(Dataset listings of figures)
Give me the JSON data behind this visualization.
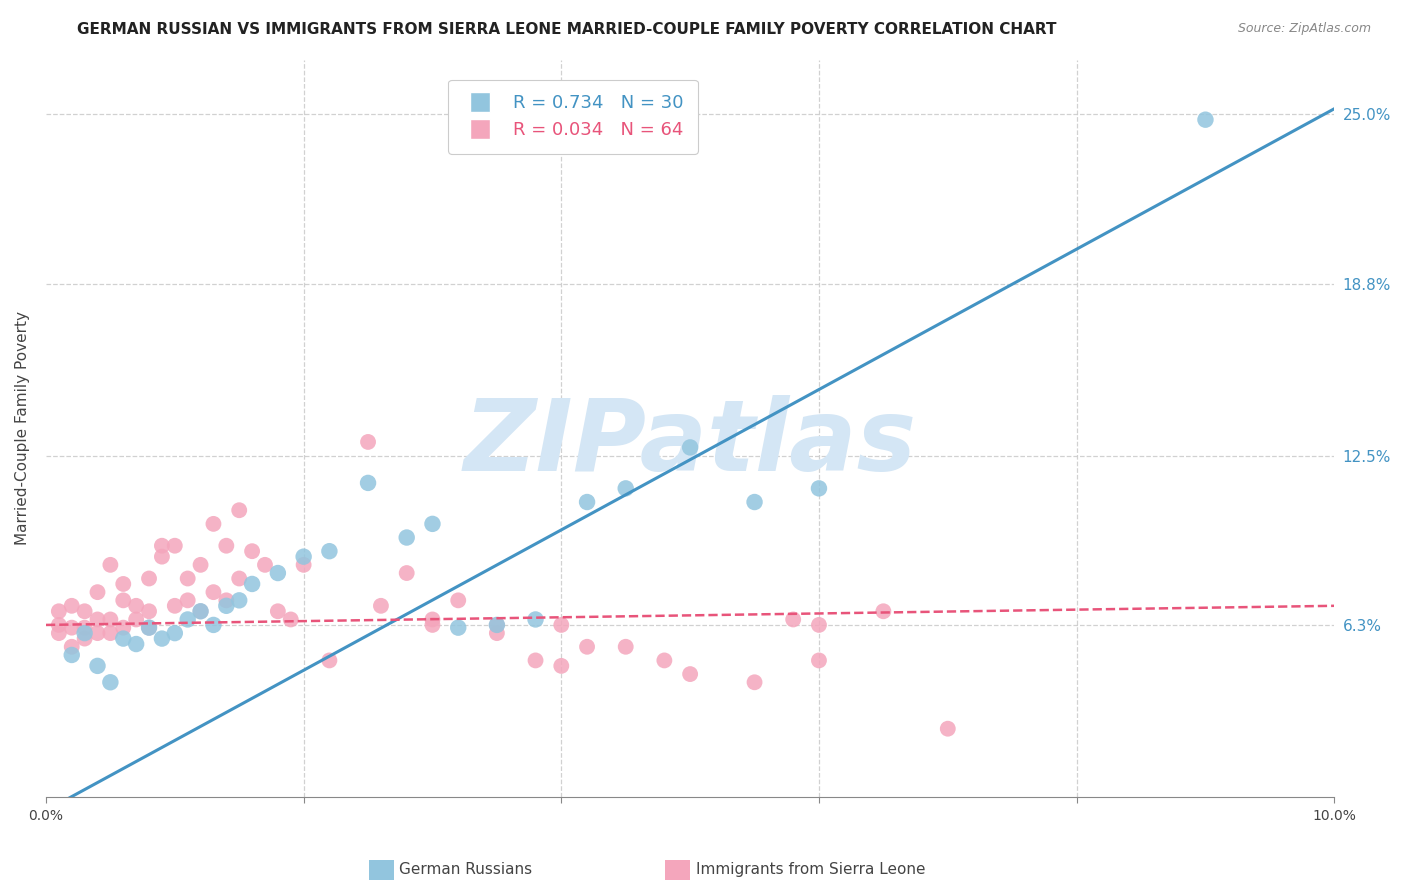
{
  "title": "GERMAN RUSSIAN VS IMMIGRANTS FROM SIERRA LEONE MARRIED-COUPLE FAMILY POVERTY CORRELATION CHART",
  "source": "Source: ZipAtlas.com",
  "ylabel": "Married-Couple Family Poverty",
  "ytick_labels": [
    "6.3%",
    "12.5%",
    "18.8%",
    "25.0%"
  ],
  "ytick_values": [
    0.063,
    0.125,
    0.188,
    0.25
  ],
  "xmin": 0.0,
  "xmax": 0.1,
  "ymin": 0.0,
  "ymax": 0.27,
  "legend_blue_r": "R = 0.734",
  "legend_blue_n": "N = 30",
  "legend_pink_r": "R = 0.034",
  "legend_pink_n": "N = 64",
  "legend_label_blue": "German Russians",
  "legend_label_pink": "Immigrants from Sierra Leone",
  "blue_color": "#92c5de",
  "pink_color": "#f4a6bc",
  "blue_line_color": "#4393c3",
  "pink_line_color": "#e8547a",
  "watermark_color": "#d4e6f5",
  "watermark": "ZIPatlas",
  "blue_scatter_x": [
    0.002,
    0.003,
    0.004,
    0.005,
    0.006,
    0.007,
    0.008,
    0.009,
    0.01,
    0.011,
    0.012,
    0.013,
    0.014,
    0.015,
    0.016,
    0.018,
    0.02,
    0.022,
    0.025,
    0.028,
    0.03,
    0.032,
    0.035,
    0.038,
    0.042,
    0.045,
    0.05,
    0.055,
    0.06,
    0.09
  ],
  "blue_scatter_y": [
    0.052,
    0.06,
    0.048,
    0.042,
    0.058,
    0.056,
    0.062,
    0.058,
    0.06,
    0.065,
    0.068,
    0.063,
    0.07,
    0.072,
    0.078,
    0.082,
    0.088,
    0.09,
    0.115,
    0.095,
    0.1,
    0.062,
    0.063,
    0.065,
    0.108,
    0.113,
    0.128,
    0.108,
    0.113,
    0.248
  ],
  "pink_scatter_x": [
    0.001,
    0.001,
    0.001,
    0.002,
    0.002,
    0.002,
    0.003,
    0.003,
    0.003,
    0.004,
    0.004,
    0.004,
    0.005,
    0.005,
    0.005,
    0.006,
    0.006,
    0.006,
    0.007,
    0.007,
    0.008,
    0.008,
    0.008,
    0.009,
    0.009,
    0.01,
    0.01,
    0.011,
    0.011,
    0.012,
    0.012,
    0.013,
    0.013,
    0.014,
    0.014,
    0.015,
    0.015,
    0.016,
    0.017,
    0.018,
    0.019,
    0.02,
    0.022,
    0.025,
    0.026,
    0.028,
    0.03,
    0.032,
    0.035,
    0.038,
    0.04,
    0.042,
    0.045,
    0.048,
    0.05,
    0.055,
    0.058,
    0.06,
    0.065,
    0.07,
    0.03,
    0.035,
    0.04,
    0.06
  ],
  "pink_scatter_y": [
    0.06,
    0.063,
    0.068,
    0.055,
    0.062,
    0.07,
    0.058,
    0.062,
    0.068,
    0.06,
    0.065,
    0.075,
    0.06,
    0.065,
    0.085,
    0.062,
    0.072,
    0.078,
    0.065,
    0.07,
    0.062,
    0.08,
    0.068,
    0.092,
    0.088,
    0.092,
    0.07,
    0.08,
    0.072,
    0.085,
    0.068,
    0.1,
    0.075,
    0.092,
    0.072,
    0.105,
    0.08,
    0.09,
    0.085,
    0.068,
    0.065,
    0.085,
    0.05,
    0.13,
    0.07,
    0.082,
    0.065,
    0.072,
    0.06,
    0.05,
    0.048,
    0.055,
    0.055,
    0.05,
    0.045,
    0.042,
    0.065,
    0.05,
    0.068,
    0.025,
    0.063,
    0.063,
    0.063,
    0.063
  ],
  "blue_line_x": [
    0.0,
    0.1
  ],
  "blue_line_y": [
    -0.005,
    0.252
  ],
  "pink_line_x": [
    0.0,
    0.1
  ],
  "pink_line_y": [
    0.063,
    0.07
  ],
  "grid_color": "#cccccc",
  "background_color": "#ffffff"
}
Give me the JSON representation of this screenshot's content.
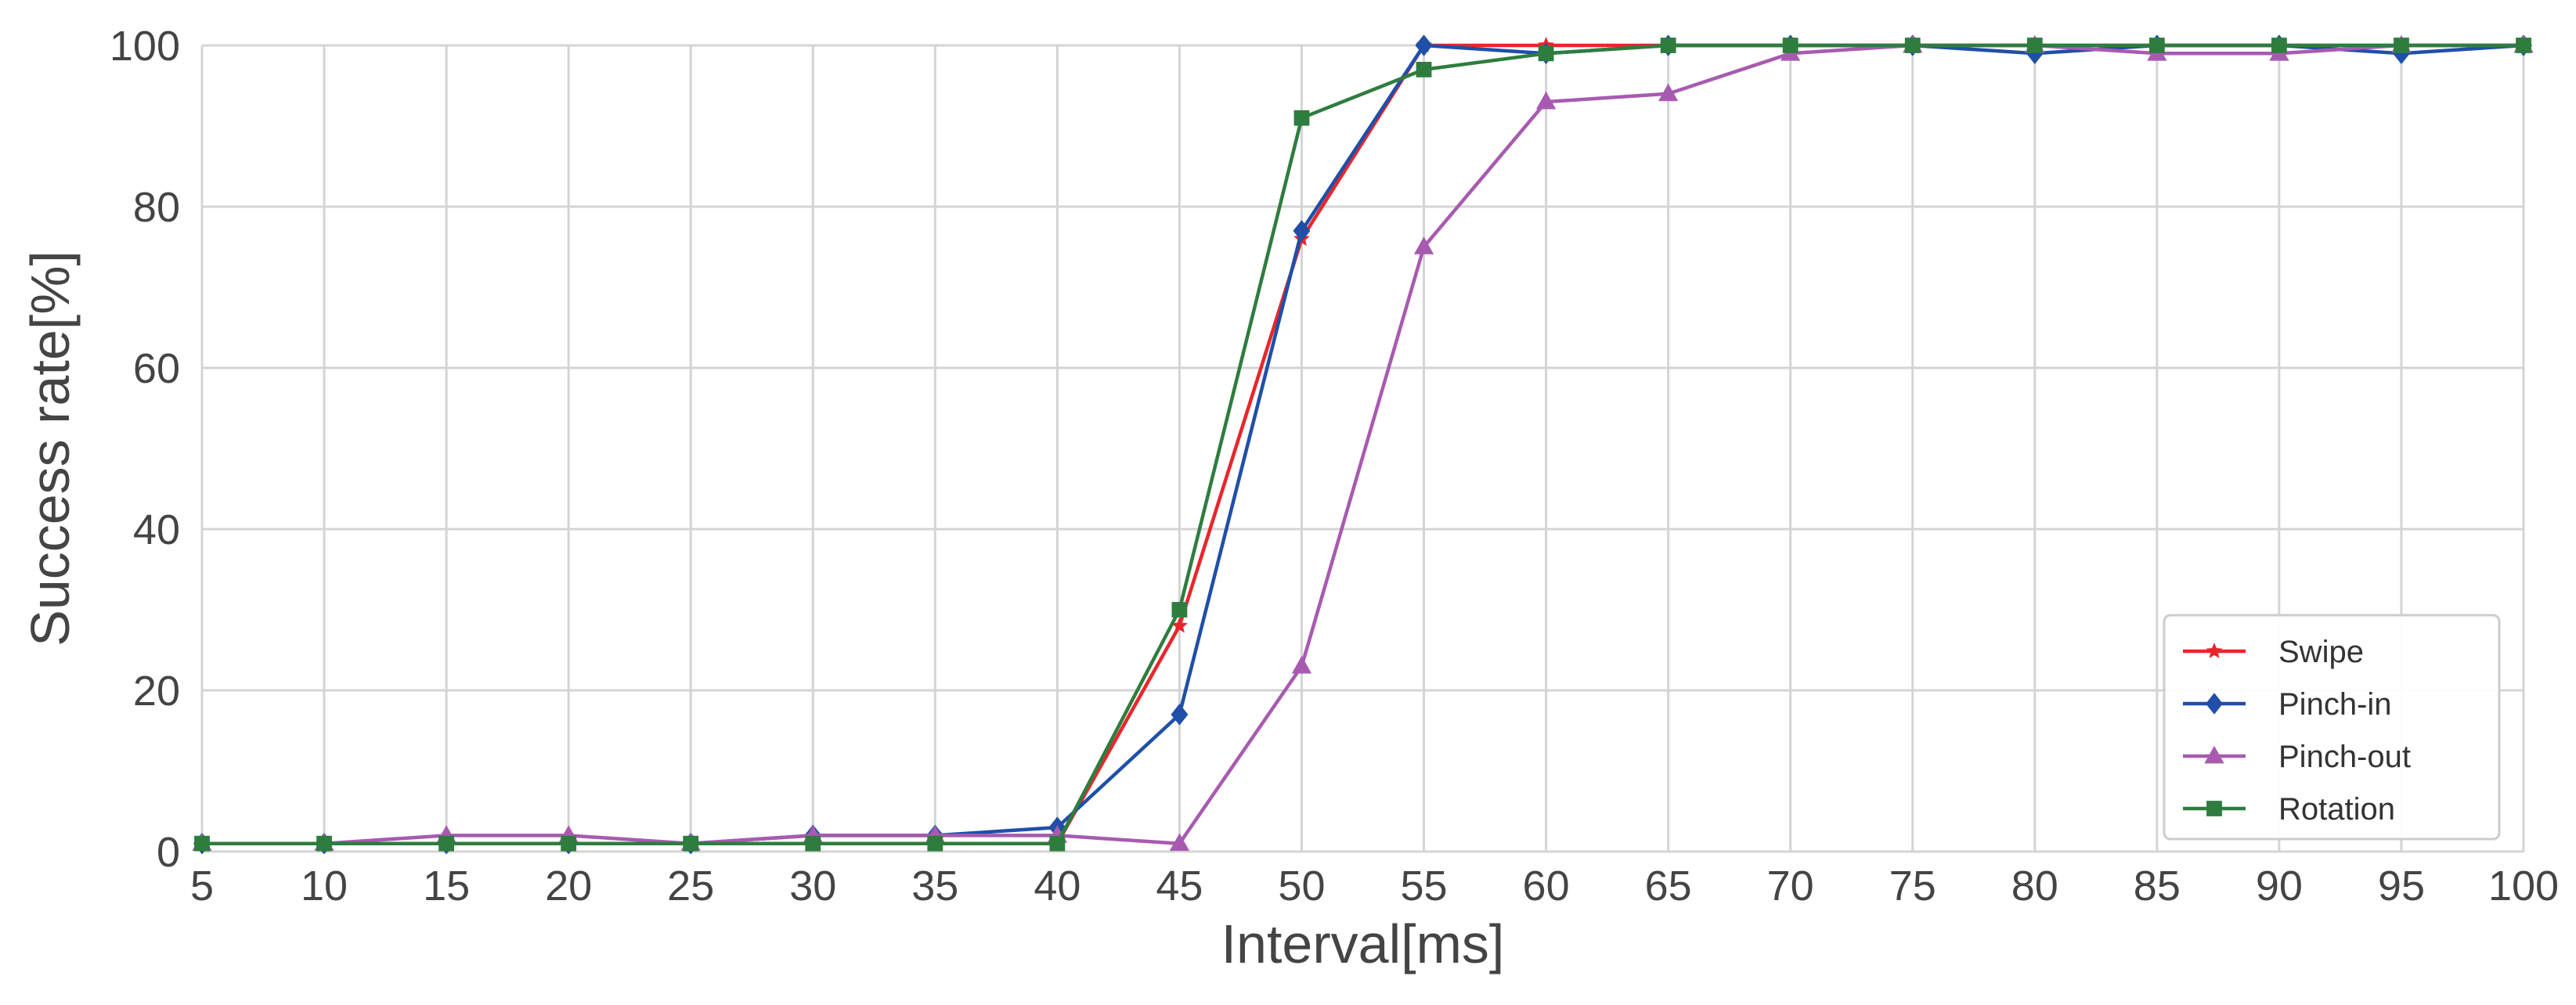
{
  "chart_data": {
    "type": "line",
    "title": "",
    "xlabel": "Interval[ms]",
    "ylabel": "Success rate[%]",
    "x": [
      5,
      10,
      15,
      20,
      25,
      30,
      35,
      40,
      45,
      50,
      55,
      60,
      65,
      70,
      75,
      80,
      85,
      90,
      95,
      100
    ],
    "xlim": [
      5,
      100
    ],
    "ylim": [
      0,
      100
    ],
    "yticks": [
      0,
      20,
      40,
      60,
      80,
      100
    ],
    "grid": true,
    "legend_position": "bottom-right",
    "series": [
      {
        "name": "Swipe",
        "color": "#e8262b",
        "marker": "star",
        "values": [
          1,
          1,
          1,
          1,
          1,
          1,
          1,
          1,
          28,
          76,
          100,
          100,
          100,
          100,
          100,
          100,
          100,
          100,
          100,
          100
        ]
      },
      {
        "name": "Pinch-in",
        "color": "#1f4fa8",
        "marker": "diamond",
        "values": [
          1,
          1,
          1,
          1,
          1,
          2,
          2,
          3,
          17,
          77,
          100,
          99,
          100,
          100,
          100,
          99,
          100,
          100,
          99,
          100
        ]
      },
      {
        "name": "Pinch-out",
        "color": "#a85ab0",
        "marker": "triangle",
        "values": [
          1,
          1,
          2,
          2,
          1,
          2,
          2,
          2,
          1,
          23,
          75,
          93,
          94,
          99,
          100,
          100,
          99,
          99,
          100,
          100
        ]
      },
      {
        "name": "Rotation",
        "color": "#2e7d3e",
        "marker": "square",
        "values": [
          1,
          1,
          1,
          1,
          1,
          1,
          1,
          1,
          30,
          91,
          97,
          99,
          100,
          100,
          100,
          100,
          100,
          100,
          100,
          100
        ]
      }
    ]
  }
}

WHAT YOU NEED TO DO
Repeat the records above exactly, leaving out the pictures.

EXPECTED ANSWER
Give me the JSON data behind this visualization.
{
  "title": "GERMAN RUSSIAN VS IMMIGRANTS FROM SIERRA LEONE MARRIED-COUPLE FAMILY POVERTY CORRELATION CHART",
  "source": "Source: ZipAtlas.com",
  "ylabel": "Married-Couple Family Poverty",
  "ytick_labels": [
    "6.3%",
    "12.5%",
    "18.8%",
    "25.0%"
  ],
  "ytick_values": [
    0.063,
    0.125,
    0.188,
    0.25
  ],
  "xmin": 0.0,
  "xmax": 0.1,
  "ymin": 0.0,
  "ymax": 0.27,
  "legend_blue_r": "R = 0.734",
  "legend_blue_n": "N = 30",
  "legend_pink_r": "R = 0.034",
  "legend_pink_n": "N = 64",
  "legend_label_blue": "German Russians",
  "legend_label_pink": "Immigrants from Sierra Leone",
  "blue_color": "#92c5de",
  "pink_color": "#f4a6bc",
  "blue_line_color": "#4393c3",
  "pink_line_color": "#e8547a",
  "watermark_color": "#d4e6f5",
  "watermark": "ZIPatlas",
  "blue_scatter_x": [
    0.002,
    0.003,
    0.004,
    0.005,
    0.006,
    0.007,
    0.008,
    0.009,
    0.01,
    0.011,
    0.012,
    0.013,
    0.014,
    0.015,
    0.016,
    0.018,
    0.02,
    0.022,
    0.025,
    0.028,
    0.03,
    0.032,
    0.035,
    0.038,
    0.042,
    0.045,
    0.05,
    0.055,
    0.06,
    0.09
  ],
  "blue_scatter_y": [
    0.052,
    0.06,
    0.048,
    0.042,
    0.058,
    0.056,
    0.062,
    0.058,
    0.06,
    0.065,
    0.068,
    0.063,
    0.07,
    0.072,
    0.078,
    0.082,
    0.088,
    0.09,
    0.115,
    0.095,
    0.1,
    0.062,
    0.063,
    0.065,
    0.108,
    0.113,
    0.128,
    0.108,
    0.113,
    0.248
  ],
  "pink_scatter_x": [
    0.001,
    0.001,
    0.001,
    0.002,
    0.002,
    0.002,
    0.003,
    0.003,
    0.003,
    0.004,
    0.004,
    0.004,
    0.005,
    0.005,
    0.005,
    0.006,
    0.006,
    0.006,
    0.007,
    0.007,
    0.008,
    0.008,
    0.008,
    0.009,
    0.009,
    0.01,
    0.01,
    0.011,
    0.011,
    0.012,
    0.012,
    0.013,
    0.013,
    0.014,
    0.014,
    0.015,
    0.015,
    0.016,
    0.017,
    0.018,
    0.019,
    0.02,
    0.022,
    0.025,
    0.026,
    0.028,
    0.03,
    0.032,
    0.035,
    0.038,
    0.04,
    0.042,
    0.045,
    0.048,
    0.05,
    0.055,
    0.058,
    0.06,
    0.065,
    0.07,
    0.03,
    0.035,
    0.04,
    0.06
  ],
  "pink_scatter_y": [
    0.06,
    0.063,
    0.068,
    0.055,
    0.062,
    0.07,
    0.058,
    0.062,
    0.068,
    0.06,
    0.065,
    0.075,
    0.06,
    0.065,
    0.085,
    0.062,
    0.072,
    0.078,
    0.065,
    0.07,
    0.062,
    0.08,
    0.068,
    0.092,
    0.088,
    0.092,
    0.07,
    0.08,
    0.072,
    0.085,
    0.068,
    0.1,
    0.075,
    0.092,
    0.072,
    0.105,
    0.08,
    0.09,
    0.085,
    0.068,
    0.065,
    0.085,
    0.05,
    0.13,
    0.07,
    0.082,
    0.065,
    0.072,
    0.06,
    0.05,
    0.048,
    0.055,
    0.055,
    0.05,
    0.045,
    0.042,
    0.065,
    0.05,
    0.068,
    0.025,
    0.063,
    0.063,
    0.063,
    0.063
  ],
  "blue_line_x": [
    0.0,
    0.1
  ],
  "blue_line_y": [
    -0.005,
    0.252
  ],
  "pink_line_x": [
    0.0,
    0.1
  ],
  "pink_line_y": [
    0.063,
    0.07
  ],
  "grid_color": "#cccccc",
  "background_color": "#ffffff"
}
Give me the JSON representation of this screenshot's content.
{
  "chart_data": {
    "type": "line",
    "title": "",
    "xlabel": "Interval[ms]",
    "ylabel": "Success rate[%]",
    "x": [
      5,
      10,
      15,
      20,
      25,
      30,
      35,
      40,
      45,
      50,
      55,
      60,
      65,
      70,
      75,
      80,
      85,
      90,
      95,
      100
    ],
    "xlim": [
      5,
      100
    ],
    "ylim": [
      0,
      100
    ],
    "yticks": [
      0,
      20,
      40,
      60,
      80,
      100
    ],
    "grid": true,
    "legend_position": "bottom-right",
    "series": [
      {
        "name": "Swipe",
        "color": "#e8262b",
        "marker": "star",
        "values": [
          1,
          1,
          1,
          1,
          1,
          1,
          1,
          1,
          28,
          76,
          100,
          100,
          100,
          100,
          100,
          100,
          100,
          100,
          100,
          100
        ]
      },
      {
        "name": "Pinch-in",
        "color": "#1f4fa8",
        "marker": "diamond",
        "values": [
          1,
          1,
          1,
          1,
          1,
          2,
          2,
          3,
          17,
          77,
          100,
          99,
          100,
          100,
          100,
          99,
          100,
          100,
          99,
          100
        ]
      },
      {
        "name": "Pinch-out",
        "color": "#a85ab0",
        "marker": "triangle",
        "values": [
          1,
          1,
          2,
          2,
          1,
          2,
          2,
          2,
          1,
          23,
          75,
          93,
          94,
          99,
          100,
          100,
          99,
          99,
          100,
          100
        ]
      },
      {
        "name": "Rotation",
        "color": "#2e7d3e",
        "marker": "square",
        "values": [
          1,
          1,
          1,
          1,
          1,
          1,
          1,
          1,
          30,
          91,
          97,
          99,
          100,
          100,
          100,
          100,
          100,
          100,
          100,
          100
        ]
      }
    ]
  }
}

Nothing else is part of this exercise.